## Aim
Locate each line containing the string "source" and copy it out.

## Working data
★ ★ ★
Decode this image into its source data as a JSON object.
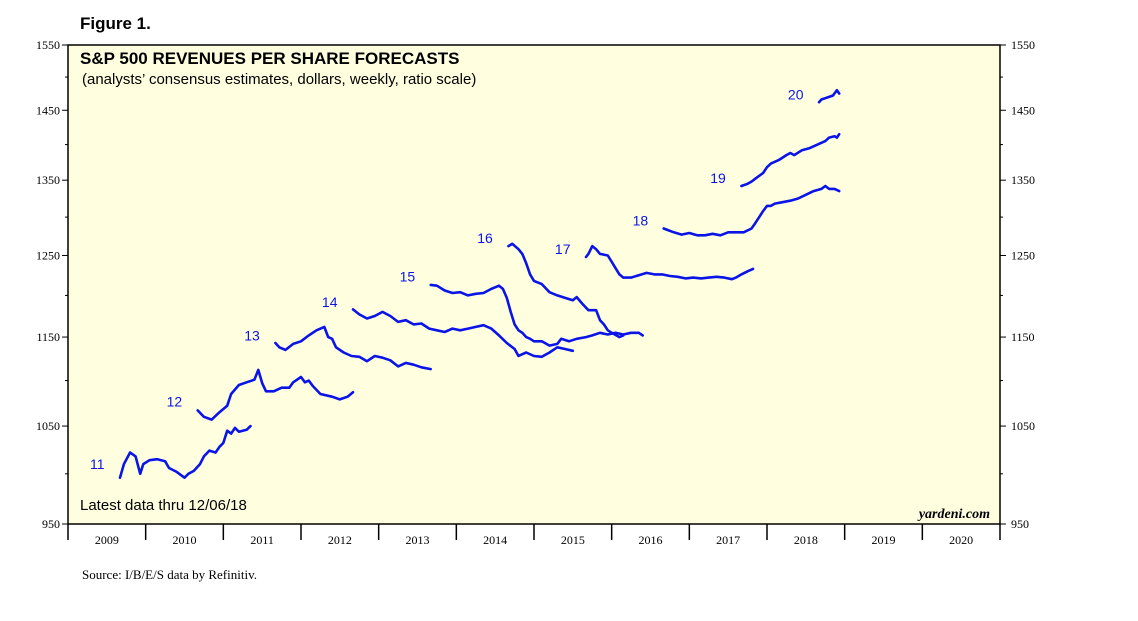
{
  "figure_label": "Figure 1.",
  "source": "Source: I/B/E/S data by Refinitiv.",
  "colors": {
    "line": "#0a14e6",
    "label": "#0a14e6",
    "background": "#ffffe0",
    "frame": "#000000"
  },
  "chart_data": {
    "type": "line",
    "title": "S&P 500 REVENUES PER SHARE FORECASTS",
    "subtitle": "(analysts’ consensus estimates, dollars, weekly, ratio scale)",
    "note": "Latest data thru 12/06/18",
    "brand": "yardeni.com",
    "y_scale": "log",
    "ylim": [
      950,
      1550
    ],
    "yticks": [
      950,
      1050,
      1150,
      1250,
      1350,
      1450,
      1550
    ],
    "ytick_labels": [
      "950",
      "1050",
      "1150",
      "1250",
      "1350",
      "1450",
      "1550"
    ],
    "y_minor_ticks": [
      1000,
      1100,
      1200,
      1300,
      1400,
      1500
    ],
    "xlim": [
      2009,
      2021
    ],
    "x_tick_years": [
      2009,
      2010,
      2011,
      2012,
      2013,
      2014,
      2015,
      2016,
      2017,
      2018,
      2019,
      2020,
      2021
    ],
    "x_labels": [
      "2009",
      "2010",
      "2011",
      "2012",
      "2013",
      "2014",
      "2015",
      "2016",
      "2017",
      "2018",
      "2019",
      "2020"
    ],
    "series": [
      {
        "name": "11",
        "label": "11",
        "points": [
          [
            2009.67,
            996
          ],
          [
            2009.72,
            1010
          ],
          [
            2009.8,
            1022
          ],
          [
            2009.87,
            1018
          ],
          [
            2009.93,
            1000
          ],
          [
            2009.97,
            1010
          ],
          [
            2010.05,
            1014
          ],
          [
            2010.15,
            1015
          ],
          [
            2010.25,
            1013
          ],
          [
            2010.3,
            1006
          ],
          [
            2010.4,
            1002
          ],
          [
            2010.5,
            996
          ],
          [
            2010.55,
            1000
          ],
          [
            2010.62,
            1003
          ],
          [
            2010.7,
            1010
          ],
          [
            2010.75,
            1018
          ],
          [
            2010.82,
            1024
          ],
          [
            2010.9,
            1022
          ],
          [
            2010.95,
            1028
          ],
          [
            2011.0,
            1032
          ],
          [
            2011.05,
            1045
          ],
          [
            2011.1,
            1042
          ],
          [
            2011.15,
            1048
          ],
          [
            2011.2,
            1044
          ],
          [
            2011.3,
            1046
          ],
          [
            2011.35,
            1050
          ]
        ]
      },
      {
        "name": "12",
        "label": "12",
        "points": [
          [
            2010.67,
            1067
          ],
          [
            2010.75,
            1060
          ],
          [
            2010.85,
            1057
          ],
          [
            2010.95,
            1065
          ],
          [
            2011.05,
            1072
          ],
          [
            2011.1,
            1085
          ],
          [
            2011.2,
            1095
          ],
          [
            2011.3,
            1098
          ],
          [
            2011.4,
            1101
          ],
          [
            2011.45,
            1112
          ],
          [
            2011.5,
            1097
          ],
          [
            2011.55,
            1088
          ],
          [
            2011.65,
            1088
          ],
          [
            2011.75,
            1092
          ],
          [
            2011.85,
            1092
          ],
          [
            2011.9,
            1098
          ],
          [
            2012.0,
            1104
          ],
          [
            2012.05,
            1098
          ],
          [
            2012.1,
            1100
          ],
          [
            2012.15,
            1094
          ],
          [
            2012.25,
            1085
          ],
          [
            2012.4,
            1082
          ],
          [
            2012.5,
            1079
          ],
          [
            2012.6,
            1082
          ],
          [
            2012.67,
            1087
          ]
        ]
      },
      {
        "name": "13",
        "label": "13",
        "points": [
          [
            2011.67,
            1143
          ],
          [
            2011.72,
            1138
          ],
          [
            2011.8,
            1135
          ],
          [
            2011.9,
            1142
          ],
          [
            2012.0,
            1145
          ],
          [
            2012.1,
            1152
          ],
          [
            2012.2,
            1158
          ],
          [
            2012.3,
            1162
          ],
          [
            2012.35,
            1150
          ],
          [
            2012.4,
            1148
          ],
          [
            2012.45,
            1138
          ],
          [
            2012.55,
            1132
          ],
          [
            2012.65,
            1128
          ],
          [
            2012.75,
            1127
          ],
          [
            2012.85,
            1122
          ],
          [
            2012.95,
            1128
          ],
          [
            2013.05,
            1126
          ],
          [
            2013.15,
            1123
          ],
          [
            2013.25,
            1116
          ],
          [
            2013.35,
            1120
          ],
          [
            2013.45,
            1118
          ],
          [
            2013.55,
            1115
          ],
          [
            2013.67,
            1113
          ]
        ]
      },
      {
        "name": "14",
        "label": "14",
        "points": [
          [
            2012.67,
            1183
          ],
          [
            2012.75,
            1177
          ],
          [
            2012.85,
            1172
          ],
          [
            2012.95,
            1175
          ],
          [
            2013.05,
            1180
          ],
          [
            2013.15,
            1175
          ],
          [
            2013.25,
            1168
          ],
          [
            2013.35,
            1170
          ],
          [
            2013.45,
            1165
          ],
          [
            2013.55,
            1166
          ],
          [
            2013.65,
            1160
          ],
          [
            2013.75,
            1158
          ],
          [
            2013.85,
            1156
          ],
          [
            2013.95,
            1160
          ],
          [
            2014.05,
            1158
          ],
          [
            2014.15,
            1160
          ],
          [
            2014.25,
            1162
          ],
          [
            2014.35,
            1164
          ],
          [
            2014.45,
            1160
          ],
          [
            2014.55,
            1152
          ],
          [
            2014.65,
            1143
          ],
          [
            2014.75,
            1136
          ],
          [
            2014.8,
            1128
          ],
          [
            2014.85,
            1130
          ],
          [
            2014.9,
            1132
          ],
          [
            2015.0,
            1128
          ],
          [
            2015.1,
            1127
          ],
          [
            2015.2,
            1132
          ],
          [
            2015.3,
            1138
          ],
          [
            2015.4,
            1136
          ],
          [
            2015.5,
            1134
          ]
        ]
      },
      {
        "name": "15",
        "label": "15",
        "points": [
          [
            2013.67,
            1213
          ],
          [
            2013.75,
            1212
          ],
          [
            2013.85,
            1206
          ],
          [
            2013.95,
            1203
          ],
          [
            2014.05,
            1204
          ],
          [
            2014.15,
            1200
          ],
          [
            2014.25,
            1202
          ],
          [
            2014.35,
            1203
          ],
          [
            2014.45,
            1208
          ],
          [
            2014.55,
            1212
          ],
          [
            2014.6,
            1208
          ],
          [
            2014.65,
            1197
          ],
          [
            2014.7,
            1180
          ],
          [
            2014.75,
            1165
          ],
          [
            2014.8,
            1158
          ],
          [
            2014.85,
            1155
          ],
          [
            2014.9,
            1150
          ],
          [
            2014.95,
            1148
          ],
          [
            2015.0,
            1145
          ],
          [
            2015.1,
            1145
          ],
          [
            2015.2,
            1140
          ],
          [
            2015.3,
            1142
          ],
          [
            2015.35,
            1148
          ],
          [
            2015.45,
            1145
          ],
          [
            2015.55,
            1148
          ],
          [
            2015.67,
            1150
          ],
          [
            2015.75,
            1152
          ],
          [
            2015.85,
            1155
          ],
          [
            2015.95,
            1153
          ],
          [
            2016.05,
            1155
          ],
          [
            2016.15,
            1153
          ],
          [
            2016.25,
            1155
          ],
          [
            2016.35,
            1155
          ],
          [
            2016.4,
            1152
          ]
        ]
      },
      {
        "name": "16",
        "label": "16",
        "points": [
          [
            2014.67,
            1262
          ],
          [
            2014.72,
            1265
          ],
          [
            2014.8,
            1258
          ],
          [
            2014.85,
            1252
          ],
          [
            2014.9,
            1240
          ],
          [
            2014.95,
            1226
          ],
          [
            2015.0,
            1218
          ],
          [
            2015.1,
            1214
          ],
          [
            2015.2,
            1204
          ],
          [
            2015.3,
            1200
          ],
          [
            2015.4,
            1197
          ],
          [
            2015.5,
            1194
          ],
          [
            2015.55,
            1198
          ],
          [
            2015.62,
            1190
          ],
          [
            2015.7,
            1182
          ],
          [
            2015.8,
            1182
          ],
          [
            2015.85,
            1170
          ],
          [
            2015.9,
            1165
          ],
          [
            2015.95,
            1158
          ],
          [
            2016.0,
            1155
          ],
          [
            2016.1,
            1150
          ],
          [
            2016.15,
            1152
          ]
        ]
      },
      {
        "name": "17",
        "label": "17",
        "points": [
          [
            2015.67,
            1248
          ],
          [
            2015.7,
            1252
          ],
          [
            2015.75,
            1262
          ],
          [
            2015.8,
            1258
          ],
          [
            2015.85,
            1252
          ],
          [
            2015.95,
            1250
          ],
          [
            2016.0,
            1242
          ],
          [
            2016.05,
            1234
          ],
          [
            2016.1,
            1226
          ],
          [
            2016.15,
            1222
          ],
          [
            2016.25,
            1222
          ],
          [
            2016.35,
            1225
          ],
          [
            2016.45,
            1228
          ],
          [
            2016.55,
            1226
          ],
          [
            2016.65,
            1226
          ],
          [
            2016.75,
            1224
          ],
          [
            2016.85,
            1223
          ],
          [
            2016.95,
            1221
          ],
          [
            2017.05,
            1222
          ],
          [
            2017.15,
            1221
          ],
          [
            2017.25,
            1222
          ],
          [
            2017.35,
            1223
          ],
          [
            2017.45,
            1222
          ],
          [
            2017.55,
            1220
          ],
          [
            2017.6,
            1222
          ],
          [
            2017.67,
            1226
          ],
          [
            2017.75,
            1230
          ],
          [
            2017.82,
            1233
          ]
        ]
      },
      {
        "name": "18",
        "label": "18",
        "points": [
          [
            2016.67,
            1285
          ],
          [
            2016.72,
            1283
          ],
          [
            2016.8,
            1280
          ],
          [
            2016.9,
            1277
          ],
          [
            2017.0,
            1279
          ],
          [
            2017.1,
            1276
          ],
          [
            2017.2,
            1276
          ],
          [
            2017.3,
            1278
          ],
          [
            2017.4,
            1276
          ],
          [
            2017.5,
            1280
          ],
          [
            2017.6,
            1280
          ],
          [
            2017.7,
            1280
          ],
          [
            2017.8,
            1285
          ],
          [
            2017.85,
            1292
          ],
          [
            2017.9,
            1300
          ],
          [
            2017.95,
            1308
          ],
          [
            2018.0,
            1315
          ],
          [
            2018.05,
            1315
          ],
          [
            2018.1,
            1318
          ],
          [
            2018.2,
            1320
          ],
          [
            2018.3,
            1322
          ],
          [
            2018.4,
            1325
          ],
          [
            2018.5,
            1330
          ],
          [
            2018.6,
            1335
          ],
          [
            2018.7,
            1338
          ],
          [
            2018.75,
            1342
          ],
          [
            2018.8,
            1338
          ],
          [
            2018.87,
            1338
          ],
          [
            2018.93,
            1335
          ]
        ]
      },
      {
        "name": "19",
        "label": "19",
        "points": [
          [
            2017.67,
            1342
          ],
          [
            2017.75,
            1345
          ],
          [
            2017.8,
            1348
          ],
          [
            2017.85,
            1352
          ],
          [
            2017.95,
            1360
          ],
          [
            2018.0,
            1368
          ],
          [
            2018.05,
            1373
          ],
          [
            2018.15,
            1378
          ],
          [
            2018.25,
            1385
          ],
          [
            2018.3,
            1388
          ],
          [
            2018.35,
            1385
          ],
          [
            2018.45,
            1392
          ],
          [
            2018.55,
            1395
          ],
          [
            2018.65,
            1400
          ],
          [
            2018.75,
            1405
          ],
          [
            2018.8,
            1410
          ],
          [
            2018.87,
            1412
          ],
          [
            2018.9,
            1410
          ],
          [
            2018.93,
            1415
          ]
        ]
      },
      {
        "name": "20",
        "label": "20",
        "points": [
          [
            2018.67,
            1462
          ],
          [
            2018.7,
            1466
          ],
          [
            2018.75,
            1468
          ],
          [
            2018.8,
            1470
          ],
          [
            2018.85,
            1472
          ],
          [
            2018.9,
            1480
          ],
          [
            2018.93,
            1475
          ]
        ]
      }
    ],
    "series_label_positions_data": [
      {
        "name": "11",
        "x": 2009.47,
        "y": 1005
      },
      {
        "name": "12",
        "x": 2010.47,
        "y": 1071
      },
      {
        "name": "13",
        "x": 2011.47,
        "y": 1146
      },
      {
        "name": "14",
        "x": 2012.47,
        "y": 1186
      },
      {
        "name": "15",
        "x": 2013.47,
        "y": 1217
      },
      {
        "name": "16",
        "x": 2014.47,
        "y": 1266
      },
      {
        "name": "17",
        "x": 2015.47,
        "y": 1252
      },
      {
        "name": "18",
        "x": 2016.47,
        "y": 1289
      },
      {
        "name": "19",
        "x": 2017.47,
        "y": 1346
      },
      {
        "name": "20",
        "x": 2018.47,
        "y": 1466
      }
    ]
  }
}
★ ★ ★
## Worked solution
Decode this image into its source data as a JSON object.
  "source": "Source: I/B/E/S data by Refinitiv.",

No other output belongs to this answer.